Quote the records word for word, beginning at their first line and stopping after the line that contains "- feature-item: Was ist enthalten: [352, 496, 667, 562]".

§ Extracted entries
# # # #
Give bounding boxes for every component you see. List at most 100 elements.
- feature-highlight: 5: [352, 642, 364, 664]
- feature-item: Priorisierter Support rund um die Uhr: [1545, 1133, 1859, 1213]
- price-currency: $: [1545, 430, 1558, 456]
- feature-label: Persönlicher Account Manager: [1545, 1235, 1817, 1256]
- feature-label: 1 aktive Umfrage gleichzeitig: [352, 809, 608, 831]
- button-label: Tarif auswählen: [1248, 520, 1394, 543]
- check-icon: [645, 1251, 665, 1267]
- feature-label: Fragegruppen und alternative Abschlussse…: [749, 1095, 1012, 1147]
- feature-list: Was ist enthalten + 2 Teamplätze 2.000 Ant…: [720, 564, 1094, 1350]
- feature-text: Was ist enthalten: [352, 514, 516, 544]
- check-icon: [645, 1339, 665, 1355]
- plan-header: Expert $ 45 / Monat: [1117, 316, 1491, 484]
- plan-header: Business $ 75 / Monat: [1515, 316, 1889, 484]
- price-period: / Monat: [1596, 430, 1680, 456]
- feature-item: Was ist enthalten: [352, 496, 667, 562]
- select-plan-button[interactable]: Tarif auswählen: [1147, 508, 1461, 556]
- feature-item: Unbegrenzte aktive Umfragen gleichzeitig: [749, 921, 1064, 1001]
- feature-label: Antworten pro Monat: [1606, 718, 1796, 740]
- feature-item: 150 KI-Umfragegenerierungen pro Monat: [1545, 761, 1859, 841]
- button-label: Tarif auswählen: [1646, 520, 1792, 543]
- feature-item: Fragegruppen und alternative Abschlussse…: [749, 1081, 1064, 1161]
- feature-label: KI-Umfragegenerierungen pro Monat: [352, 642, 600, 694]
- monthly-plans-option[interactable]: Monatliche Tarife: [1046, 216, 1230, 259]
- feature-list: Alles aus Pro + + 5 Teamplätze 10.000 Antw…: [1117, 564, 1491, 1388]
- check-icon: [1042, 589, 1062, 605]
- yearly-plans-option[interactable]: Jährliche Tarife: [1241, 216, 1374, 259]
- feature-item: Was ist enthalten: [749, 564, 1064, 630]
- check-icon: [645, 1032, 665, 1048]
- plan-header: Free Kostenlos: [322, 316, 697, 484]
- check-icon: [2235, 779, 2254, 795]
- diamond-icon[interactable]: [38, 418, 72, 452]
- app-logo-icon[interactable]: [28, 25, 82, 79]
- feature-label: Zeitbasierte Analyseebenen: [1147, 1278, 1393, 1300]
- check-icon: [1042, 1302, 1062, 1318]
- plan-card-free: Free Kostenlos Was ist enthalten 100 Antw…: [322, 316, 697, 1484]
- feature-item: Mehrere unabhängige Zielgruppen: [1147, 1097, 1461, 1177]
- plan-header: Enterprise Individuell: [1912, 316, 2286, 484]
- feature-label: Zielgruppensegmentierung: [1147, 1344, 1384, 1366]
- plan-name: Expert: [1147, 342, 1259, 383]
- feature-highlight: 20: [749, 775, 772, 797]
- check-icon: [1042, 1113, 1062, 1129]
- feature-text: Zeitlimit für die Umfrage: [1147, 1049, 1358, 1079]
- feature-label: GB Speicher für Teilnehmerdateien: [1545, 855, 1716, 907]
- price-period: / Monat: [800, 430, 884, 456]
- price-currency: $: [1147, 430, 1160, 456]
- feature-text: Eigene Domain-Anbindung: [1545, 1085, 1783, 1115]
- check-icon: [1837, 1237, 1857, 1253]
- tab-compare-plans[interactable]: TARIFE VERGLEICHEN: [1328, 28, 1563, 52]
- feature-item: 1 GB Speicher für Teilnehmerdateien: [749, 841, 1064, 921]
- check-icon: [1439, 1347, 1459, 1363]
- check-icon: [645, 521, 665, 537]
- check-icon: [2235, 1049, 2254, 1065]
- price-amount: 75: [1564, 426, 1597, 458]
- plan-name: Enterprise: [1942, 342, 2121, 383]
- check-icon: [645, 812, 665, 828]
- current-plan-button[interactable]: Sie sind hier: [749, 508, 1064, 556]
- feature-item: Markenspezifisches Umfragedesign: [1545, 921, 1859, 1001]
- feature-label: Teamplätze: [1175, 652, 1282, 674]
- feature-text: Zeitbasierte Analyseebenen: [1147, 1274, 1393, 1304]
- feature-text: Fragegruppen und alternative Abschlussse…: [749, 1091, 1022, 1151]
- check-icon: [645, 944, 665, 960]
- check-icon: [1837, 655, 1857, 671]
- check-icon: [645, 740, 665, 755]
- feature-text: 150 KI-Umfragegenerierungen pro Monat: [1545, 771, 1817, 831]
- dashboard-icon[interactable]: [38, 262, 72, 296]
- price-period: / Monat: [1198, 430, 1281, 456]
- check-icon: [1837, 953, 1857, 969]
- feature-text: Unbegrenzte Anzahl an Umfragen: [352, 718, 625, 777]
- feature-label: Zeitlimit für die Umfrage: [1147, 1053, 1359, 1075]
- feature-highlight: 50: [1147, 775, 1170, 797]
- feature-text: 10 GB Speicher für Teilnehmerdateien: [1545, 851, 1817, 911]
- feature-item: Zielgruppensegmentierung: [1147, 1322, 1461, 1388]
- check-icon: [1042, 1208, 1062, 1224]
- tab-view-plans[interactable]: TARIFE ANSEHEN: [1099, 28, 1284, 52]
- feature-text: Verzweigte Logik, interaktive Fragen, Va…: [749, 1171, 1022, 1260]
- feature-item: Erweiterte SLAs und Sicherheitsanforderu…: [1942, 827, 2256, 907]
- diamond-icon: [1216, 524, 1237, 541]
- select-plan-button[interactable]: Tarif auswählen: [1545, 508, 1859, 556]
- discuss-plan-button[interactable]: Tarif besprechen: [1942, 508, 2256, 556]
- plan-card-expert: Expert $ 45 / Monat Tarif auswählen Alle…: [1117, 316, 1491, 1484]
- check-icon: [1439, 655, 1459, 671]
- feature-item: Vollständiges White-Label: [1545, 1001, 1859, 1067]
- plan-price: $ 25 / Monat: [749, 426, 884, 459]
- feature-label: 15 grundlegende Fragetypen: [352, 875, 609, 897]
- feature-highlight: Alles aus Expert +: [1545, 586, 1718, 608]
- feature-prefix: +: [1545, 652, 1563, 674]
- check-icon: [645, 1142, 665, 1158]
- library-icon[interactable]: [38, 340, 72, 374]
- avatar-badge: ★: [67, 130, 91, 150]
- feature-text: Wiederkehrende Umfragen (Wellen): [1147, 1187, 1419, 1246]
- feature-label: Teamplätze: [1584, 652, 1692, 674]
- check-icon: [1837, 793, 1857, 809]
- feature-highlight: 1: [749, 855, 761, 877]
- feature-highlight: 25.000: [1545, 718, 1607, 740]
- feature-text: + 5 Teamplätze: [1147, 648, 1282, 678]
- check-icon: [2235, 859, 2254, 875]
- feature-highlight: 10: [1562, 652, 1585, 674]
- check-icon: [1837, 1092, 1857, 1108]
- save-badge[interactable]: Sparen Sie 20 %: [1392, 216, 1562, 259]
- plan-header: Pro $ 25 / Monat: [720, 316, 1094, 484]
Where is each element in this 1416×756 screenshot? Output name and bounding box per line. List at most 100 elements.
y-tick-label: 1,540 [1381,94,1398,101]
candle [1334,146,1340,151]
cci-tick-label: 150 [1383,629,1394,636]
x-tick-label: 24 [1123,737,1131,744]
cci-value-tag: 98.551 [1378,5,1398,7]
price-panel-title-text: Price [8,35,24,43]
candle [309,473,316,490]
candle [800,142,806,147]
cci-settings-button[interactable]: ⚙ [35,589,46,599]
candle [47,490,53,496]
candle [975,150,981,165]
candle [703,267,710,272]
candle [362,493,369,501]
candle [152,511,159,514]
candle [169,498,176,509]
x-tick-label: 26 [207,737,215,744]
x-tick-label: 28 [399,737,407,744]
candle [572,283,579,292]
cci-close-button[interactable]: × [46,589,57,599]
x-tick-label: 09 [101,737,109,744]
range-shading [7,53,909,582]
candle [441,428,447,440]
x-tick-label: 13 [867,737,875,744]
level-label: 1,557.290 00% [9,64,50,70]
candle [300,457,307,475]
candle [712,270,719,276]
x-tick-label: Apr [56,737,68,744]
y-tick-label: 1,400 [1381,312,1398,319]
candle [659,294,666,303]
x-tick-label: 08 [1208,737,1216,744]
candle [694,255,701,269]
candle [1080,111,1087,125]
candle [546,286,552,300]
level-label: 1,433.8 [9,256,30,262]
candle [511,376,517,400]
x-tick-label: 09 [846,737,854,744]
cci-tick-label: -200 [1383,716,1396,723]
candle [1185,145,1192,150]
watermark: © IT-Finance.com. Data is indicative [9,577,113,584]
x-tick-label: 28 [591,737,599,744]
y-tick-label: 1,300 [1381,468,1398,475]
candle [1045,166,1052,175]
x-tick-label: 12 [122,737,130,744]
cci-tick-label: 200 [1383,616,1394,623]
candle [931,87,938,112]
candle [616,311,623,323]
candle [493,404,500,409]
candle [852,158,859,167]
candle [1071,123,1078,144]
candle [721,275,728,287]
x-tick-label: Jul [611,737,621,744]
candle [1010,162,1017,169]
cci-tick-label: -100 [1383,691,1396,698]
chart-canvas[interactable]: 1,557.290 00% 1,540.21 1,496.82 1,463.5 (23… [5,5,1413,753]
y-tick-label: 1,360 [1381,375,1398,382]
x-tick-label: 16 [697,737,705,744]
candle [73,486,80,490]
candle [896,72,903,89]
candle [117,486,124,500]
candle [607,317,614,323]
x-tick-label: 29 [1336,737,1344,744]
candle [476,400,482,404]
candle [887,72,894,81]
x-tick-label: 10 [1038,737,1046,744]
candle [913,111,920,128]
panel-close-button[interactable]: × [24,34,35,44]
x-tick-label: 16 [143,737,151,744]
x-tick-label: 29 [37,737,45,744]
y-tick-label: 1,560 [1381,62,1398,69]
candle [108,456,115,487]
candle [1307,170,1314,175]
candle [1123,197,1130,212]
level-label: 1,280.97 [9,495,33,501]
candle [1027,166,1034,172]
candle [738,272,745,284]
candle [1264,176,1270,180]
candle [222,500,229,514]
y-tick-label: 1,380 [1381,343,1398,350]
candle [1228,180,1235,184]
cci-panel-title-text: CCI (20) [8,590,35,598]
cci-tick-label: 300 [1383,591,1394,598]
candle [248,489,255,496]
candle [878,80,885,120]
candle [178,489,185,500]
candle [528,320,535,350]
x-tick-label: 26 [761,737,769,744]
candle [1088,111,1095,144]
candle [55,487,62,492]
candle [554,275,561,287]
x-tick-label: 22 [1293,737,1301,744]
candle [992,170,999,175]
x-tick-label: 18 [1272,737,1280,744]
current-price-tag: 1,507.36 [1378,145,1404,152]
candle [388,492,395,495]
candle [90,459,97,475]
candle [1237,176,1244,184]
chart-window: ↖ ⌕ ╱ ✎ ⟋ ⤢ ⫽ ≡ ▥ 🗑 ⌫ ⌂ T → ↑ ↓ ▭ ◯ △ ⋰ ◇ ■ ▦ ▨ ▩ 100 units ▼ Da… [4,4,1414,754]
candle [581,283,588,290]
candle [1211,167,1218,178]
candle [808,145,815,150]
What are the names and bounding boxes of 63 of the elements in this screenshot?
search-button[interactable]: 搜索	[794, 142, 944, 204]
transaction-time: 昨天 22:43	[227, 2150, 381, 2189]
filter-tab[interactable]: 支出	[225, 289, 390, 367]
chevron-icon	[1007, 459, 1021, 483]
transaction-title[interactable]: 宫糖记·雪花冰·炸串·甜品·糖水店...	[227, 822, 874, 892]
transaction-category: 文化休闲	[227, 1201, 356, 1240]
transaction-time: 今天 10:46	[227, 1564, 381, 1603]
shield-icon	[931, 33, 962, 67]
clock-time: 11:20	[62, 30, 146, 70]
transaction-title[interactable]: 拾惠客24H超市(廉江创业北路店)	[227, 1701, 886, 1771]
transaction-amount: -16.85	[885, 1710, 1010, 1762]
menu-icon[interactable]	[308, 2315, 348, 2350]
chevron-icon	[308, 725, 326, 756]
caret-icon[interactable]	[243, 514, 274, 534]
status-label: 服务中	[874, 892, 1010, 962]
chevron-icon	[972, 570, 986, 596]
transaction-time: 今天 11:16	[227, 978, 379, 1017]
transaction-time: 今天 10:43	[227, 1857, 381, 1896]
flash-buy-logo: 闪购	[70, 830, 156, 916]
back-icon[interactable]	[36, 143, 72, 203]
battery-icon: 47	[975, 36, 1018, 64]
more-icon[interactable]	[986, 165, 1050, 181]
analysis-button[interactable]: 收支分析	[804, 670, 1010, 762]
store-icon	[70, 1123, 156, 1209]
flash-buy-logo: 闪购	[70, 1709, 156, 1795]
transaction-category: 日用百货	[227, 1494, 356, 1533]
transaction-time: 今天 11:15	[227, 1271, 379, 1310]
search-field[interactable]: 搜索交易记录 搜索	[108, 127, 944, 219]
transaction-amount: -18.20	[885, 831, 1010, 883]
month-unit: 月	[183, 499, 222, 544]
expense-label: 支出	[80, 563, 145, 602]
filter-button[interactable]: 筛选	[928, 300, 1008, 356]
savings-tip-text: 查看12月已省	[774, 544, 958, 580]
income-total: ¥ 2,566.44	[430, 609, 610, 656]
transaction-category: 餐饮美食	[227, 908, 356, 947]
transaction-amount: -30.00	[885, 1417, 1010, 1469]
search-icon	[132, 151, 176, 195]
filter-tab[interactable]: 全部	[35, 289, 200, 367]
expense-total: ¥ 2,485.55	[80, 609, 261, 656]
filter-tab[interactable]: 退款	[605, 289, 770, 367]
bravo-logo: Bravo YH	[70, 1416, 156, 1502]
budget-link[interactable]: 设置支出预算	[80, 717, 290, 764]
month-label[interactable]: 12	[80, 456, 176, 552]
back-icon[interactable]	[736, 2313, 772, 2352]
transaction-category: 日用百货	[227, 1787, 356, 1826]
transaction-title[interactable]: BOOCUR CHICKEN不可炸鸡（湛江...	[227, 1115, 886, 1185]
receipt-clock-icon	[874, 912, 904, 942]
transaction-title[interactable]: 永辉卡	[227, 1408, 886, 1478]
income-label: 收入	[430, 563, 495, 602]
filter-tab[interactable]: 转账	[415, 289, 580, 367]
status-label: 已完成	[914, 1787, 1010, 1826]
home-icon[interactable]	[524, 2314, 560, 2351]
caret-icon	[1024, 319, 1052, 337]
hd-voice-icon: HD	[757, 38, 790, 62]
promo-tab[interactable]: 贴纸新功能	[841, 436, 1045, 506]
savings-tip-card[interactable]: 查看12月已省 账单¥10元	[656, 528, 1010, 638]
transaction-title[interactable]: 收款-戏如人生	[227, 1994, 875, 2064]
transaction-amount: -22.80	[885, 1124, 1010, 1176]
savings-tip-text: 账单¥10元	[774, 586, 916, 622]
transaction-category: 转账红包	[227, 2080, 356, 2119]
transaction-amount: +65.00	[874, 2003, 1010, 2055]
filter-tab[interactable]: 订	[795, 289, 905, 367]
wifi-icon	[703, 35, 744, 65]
# # # #
§ Task output
Give bounding boxes for every component you see. List at most 100 elements.
- feature-highlight: 5: [352, 642, 364, 664]
- feature-item: Priorisierter Support rund um die Uhr: [1545, 1133, 1859, 1213]
- price-currency: $: [1545, 430, 1558, 456]
- feature-label: Persönlicher Account Manager: [1545, 1235, 1817, 1256]
- feature-label: 1 aktive Umfrage gleichzeitig: [352, 809, 608, 831]
- button-label: Tarif auswählen: [1248, 520, 1394, 543]
- check-icon: [645, 1251, 665, 1267]
- feature-label: Fragegruppen und alternative Abschlussse…: [749, 1095, 1012, 1147]
- feature-list: Was ist enthalten + 2 Teamplätze 2.000 Ant…: [720, 564, 1094, 1350]
- feature-text: Was ist enthalten: [352, 514, 516, 544]
- check-icon: [645, 1339, 665, 1355]
- plan-header: Expert $ 45 / Monat: [1117, 316, 1491, 484]
- plan-header: Business $ 75 / Monat: [1515, 316, 1889, 484]
- price-period: / Monat: [1596, 430, 1680, 456]
- feature-item: Was ist enthalten: [352, 496, 667, 562]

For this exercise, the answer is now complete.